Task to carry out: Work out how many lines in the entries contain the string "color", and give nothing but that number.

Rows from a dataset

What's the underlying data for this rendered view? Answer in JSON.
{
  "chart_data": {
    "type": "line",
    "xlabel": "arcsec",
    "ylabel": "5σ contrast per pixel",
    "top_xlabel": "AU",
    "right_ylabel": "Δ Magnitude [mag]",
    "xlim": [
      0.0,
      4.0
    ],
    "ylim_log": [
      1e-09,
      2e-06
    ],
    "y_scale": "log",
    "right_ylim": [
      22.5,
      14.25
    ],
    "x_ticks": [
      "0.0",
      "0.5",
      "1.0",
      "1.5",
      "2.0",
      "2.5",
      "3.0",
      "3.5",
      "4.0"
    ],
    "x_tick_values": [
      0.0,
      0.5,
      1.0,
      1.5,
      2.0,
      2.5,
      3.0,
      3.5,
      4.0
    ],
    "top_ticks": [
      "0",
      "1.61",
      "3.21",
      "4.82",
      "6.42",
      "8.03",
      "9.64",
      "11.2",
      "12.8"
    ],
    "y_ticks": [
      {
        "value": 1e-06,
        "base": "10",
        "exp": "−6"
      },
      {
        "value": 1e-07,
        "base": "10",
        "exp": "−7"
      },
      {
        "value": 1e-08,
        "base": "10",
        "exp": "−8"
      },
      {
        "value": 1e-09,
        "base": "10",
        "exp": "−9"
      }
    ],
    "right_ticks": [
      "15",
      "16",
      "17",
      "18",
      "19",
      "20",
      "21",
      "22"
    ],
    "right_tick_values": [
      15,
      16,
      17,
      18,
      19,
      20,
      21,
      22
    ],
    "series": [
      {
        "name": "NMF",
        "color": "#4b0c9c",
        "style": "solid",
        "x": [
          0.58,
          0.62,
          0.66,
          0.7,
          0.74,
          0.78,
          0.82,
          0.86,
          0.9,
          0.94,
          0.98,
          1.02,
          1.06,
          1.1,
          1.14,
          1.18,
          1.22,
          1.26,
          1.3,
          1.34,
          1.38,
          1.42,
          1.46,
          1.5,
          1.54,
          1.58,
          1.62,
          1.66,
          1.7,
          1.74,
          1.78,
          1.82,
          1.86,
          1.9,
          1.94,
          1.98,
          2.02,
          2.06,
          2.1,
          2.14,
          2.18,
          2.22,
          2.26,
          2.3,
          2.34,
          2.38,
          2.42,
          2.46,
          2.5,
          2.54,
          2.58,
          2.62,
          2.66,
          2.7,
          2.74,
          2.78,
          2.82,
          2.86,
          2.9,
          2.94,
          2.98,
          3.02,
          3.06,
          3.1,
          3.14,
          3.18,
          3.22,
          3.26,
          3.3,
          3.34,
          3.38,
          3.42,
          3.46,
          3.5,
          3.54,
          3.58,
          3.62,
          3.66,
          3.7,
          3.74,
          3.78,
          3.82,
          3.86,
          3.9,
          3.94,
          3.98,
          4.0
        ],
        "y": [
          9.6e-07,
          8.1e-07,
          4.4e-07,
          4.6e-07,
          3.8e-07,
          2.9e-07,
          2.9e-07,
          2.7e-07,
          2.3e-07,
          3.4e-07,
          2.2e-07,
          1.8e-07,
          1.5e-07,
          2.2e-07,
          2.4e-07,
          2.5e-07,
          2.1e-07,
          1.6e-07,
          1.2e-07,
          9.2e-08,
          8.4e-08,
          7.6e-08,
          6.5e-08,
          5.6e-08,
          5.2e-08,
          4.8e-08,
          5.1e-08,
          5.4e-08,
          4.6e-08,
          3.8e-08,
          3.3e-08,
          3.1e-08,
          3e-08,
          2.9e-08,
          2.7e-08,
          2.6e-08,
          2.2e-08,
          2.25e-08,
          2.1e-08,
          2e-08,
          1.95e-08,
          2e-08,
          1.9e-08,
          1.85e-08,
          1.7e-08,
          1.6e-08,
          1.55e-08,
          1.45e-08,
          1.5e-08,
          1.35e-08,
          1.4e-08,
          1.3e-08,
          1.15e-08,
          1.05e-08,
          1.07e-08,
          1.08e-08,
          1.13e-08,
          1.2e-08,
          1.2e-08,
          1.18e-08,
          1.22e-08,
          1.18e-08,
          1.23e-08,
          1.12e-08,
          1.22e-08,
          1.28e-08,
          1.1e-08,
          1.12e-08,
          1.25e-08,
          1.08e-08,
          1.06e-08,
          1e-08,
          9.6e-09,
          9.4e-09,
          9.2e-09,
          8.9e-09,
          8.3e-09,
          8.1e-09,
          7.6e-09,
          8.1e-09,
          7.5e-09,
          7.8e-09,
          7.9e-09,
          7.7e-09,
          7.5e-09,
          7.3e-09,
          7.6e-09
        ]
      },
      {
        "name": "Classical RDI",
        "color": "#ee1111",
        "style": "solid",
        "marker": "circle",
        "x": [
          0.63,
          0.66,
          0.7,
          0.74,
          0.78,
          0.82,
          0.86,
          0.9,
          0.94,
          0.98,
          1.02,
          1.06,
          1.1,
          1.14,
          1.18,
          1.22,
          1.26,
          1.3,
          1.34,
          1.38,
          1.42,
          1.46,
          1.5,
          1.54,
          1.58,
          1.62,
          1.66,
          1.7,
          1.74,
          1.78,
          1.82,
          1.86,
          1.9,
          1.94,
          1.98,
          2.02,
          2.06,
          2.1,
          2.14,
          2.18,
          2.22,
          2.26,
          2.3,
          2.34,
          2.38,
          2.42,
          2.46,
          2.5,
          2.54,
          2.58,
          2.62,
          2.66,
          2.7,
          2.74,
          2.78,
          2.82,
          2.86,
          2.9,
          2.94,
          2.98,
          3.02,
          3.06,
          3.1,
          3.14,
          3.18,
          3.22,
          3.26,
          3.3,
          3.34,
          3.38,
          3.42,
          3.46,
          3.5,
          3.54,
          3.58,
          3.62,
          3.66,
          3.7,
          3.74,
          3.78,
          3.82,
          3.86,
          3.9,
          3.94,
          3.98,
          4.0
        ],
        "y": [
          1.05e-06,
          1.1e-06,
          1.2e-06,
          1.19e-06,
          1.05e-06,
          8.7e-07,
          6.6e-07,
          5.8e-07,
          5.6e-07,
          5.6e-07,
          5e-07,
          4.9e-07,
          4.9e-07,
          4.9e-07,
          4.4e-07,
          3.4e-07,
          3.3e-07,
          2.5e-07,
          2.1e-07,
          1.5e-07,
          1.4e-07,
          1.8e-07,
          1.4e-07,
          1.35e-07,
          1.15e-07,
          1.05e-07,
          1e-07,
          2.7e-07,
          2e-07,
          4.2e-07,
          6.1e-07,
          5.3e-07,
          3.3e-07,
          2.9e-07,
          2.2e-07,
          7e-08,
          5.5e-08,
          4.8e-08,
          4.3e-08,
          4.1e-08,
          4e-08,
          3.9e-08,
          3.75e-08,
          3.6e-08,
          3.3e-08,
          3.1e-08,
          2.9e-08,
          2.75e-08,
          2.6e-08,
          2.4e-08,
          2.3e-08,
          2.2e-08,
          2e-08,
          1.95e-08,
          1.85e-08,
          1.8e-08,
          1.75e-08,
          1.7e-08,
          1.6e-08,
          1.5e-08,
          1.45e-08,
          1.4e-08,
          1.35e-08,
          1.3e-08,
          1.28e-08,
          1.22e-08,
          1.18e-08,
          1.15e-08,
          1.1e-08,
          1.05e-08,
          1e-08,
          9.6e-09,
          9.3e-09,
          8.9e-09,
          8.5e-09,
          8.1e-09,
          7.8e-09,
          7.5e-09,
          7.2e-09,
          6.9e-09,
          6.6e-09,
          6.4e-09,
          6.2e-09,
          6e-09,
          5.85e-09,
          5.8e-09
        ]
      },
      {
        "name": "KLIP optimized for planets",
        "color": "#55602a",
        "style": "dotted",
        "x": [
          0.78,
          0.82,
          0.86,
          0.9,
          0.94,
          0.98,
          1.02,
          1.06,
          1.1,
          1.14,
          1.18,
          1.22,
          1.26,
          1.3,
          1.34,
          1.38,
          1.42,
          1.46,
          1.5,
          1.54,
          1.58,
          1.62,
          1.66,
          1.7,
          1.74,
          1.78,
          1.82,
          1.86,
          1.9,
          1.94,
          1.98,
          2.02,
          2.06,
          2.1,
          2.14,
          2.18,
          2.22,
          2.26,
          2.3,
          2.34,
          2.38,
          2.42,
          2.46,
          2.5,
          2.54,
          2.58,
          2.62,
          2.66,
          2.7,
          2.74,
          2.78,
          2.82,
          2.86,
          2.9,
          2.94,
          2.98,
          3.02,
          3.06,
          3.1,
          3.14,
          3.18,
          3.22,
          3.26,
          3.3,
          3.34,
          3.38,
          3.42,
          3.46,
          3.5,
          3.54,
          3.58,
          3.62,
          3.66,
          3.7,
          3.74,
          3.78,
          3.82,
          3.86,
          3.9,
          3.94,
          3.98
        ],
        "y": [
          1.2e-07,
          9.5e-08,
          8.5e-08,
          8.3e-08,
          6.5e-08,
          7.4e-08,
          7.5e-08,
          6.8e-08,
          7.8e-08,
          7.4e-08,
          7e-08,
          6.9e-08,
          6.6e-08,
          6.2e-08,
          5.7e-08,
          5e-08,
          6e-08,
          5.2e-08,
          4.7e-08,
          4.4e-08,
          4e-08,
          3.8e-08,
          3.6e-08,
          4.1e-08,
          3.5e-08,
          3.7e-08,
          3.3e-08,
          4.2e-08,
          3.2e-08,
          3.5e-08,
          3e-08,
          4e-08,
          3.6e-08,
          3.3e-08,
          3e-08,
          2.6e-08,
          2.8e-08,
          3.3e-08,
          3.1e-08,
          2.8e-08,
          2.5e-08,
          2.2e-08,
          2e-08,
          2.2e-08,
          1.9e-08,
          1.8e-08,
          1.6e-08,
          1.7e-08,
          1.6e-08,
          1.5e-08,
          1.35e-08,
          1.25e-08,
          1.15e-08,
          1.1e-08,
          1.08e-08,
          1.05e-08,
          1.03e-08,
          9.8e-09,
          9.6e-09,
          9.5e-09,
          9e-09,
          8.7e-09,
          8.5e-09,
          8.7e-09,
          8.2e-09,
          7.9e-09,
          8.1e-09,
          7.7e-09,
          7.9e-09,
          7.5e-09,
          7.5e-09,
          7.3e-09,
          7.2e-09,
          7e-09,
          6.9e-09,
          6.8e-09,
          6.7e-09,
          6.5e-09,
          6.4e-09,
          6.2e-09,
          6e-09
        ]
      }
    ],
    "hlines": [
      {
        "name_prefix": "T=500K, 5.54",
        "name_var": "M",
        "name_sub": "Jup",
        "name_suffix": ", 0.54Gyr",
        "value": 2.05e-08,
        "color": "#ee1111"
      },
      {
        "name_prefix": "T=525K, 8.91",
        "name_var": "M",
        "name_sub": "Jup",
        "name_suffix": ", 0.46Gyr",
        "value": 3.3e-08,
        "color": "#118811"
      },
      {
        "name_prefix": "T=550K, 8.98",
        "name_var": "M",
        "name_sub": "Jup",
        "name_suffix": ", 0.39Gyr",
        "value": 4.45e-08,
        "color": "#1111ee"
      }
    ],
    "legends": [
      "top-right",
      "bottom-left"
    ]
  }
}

Written reply: 6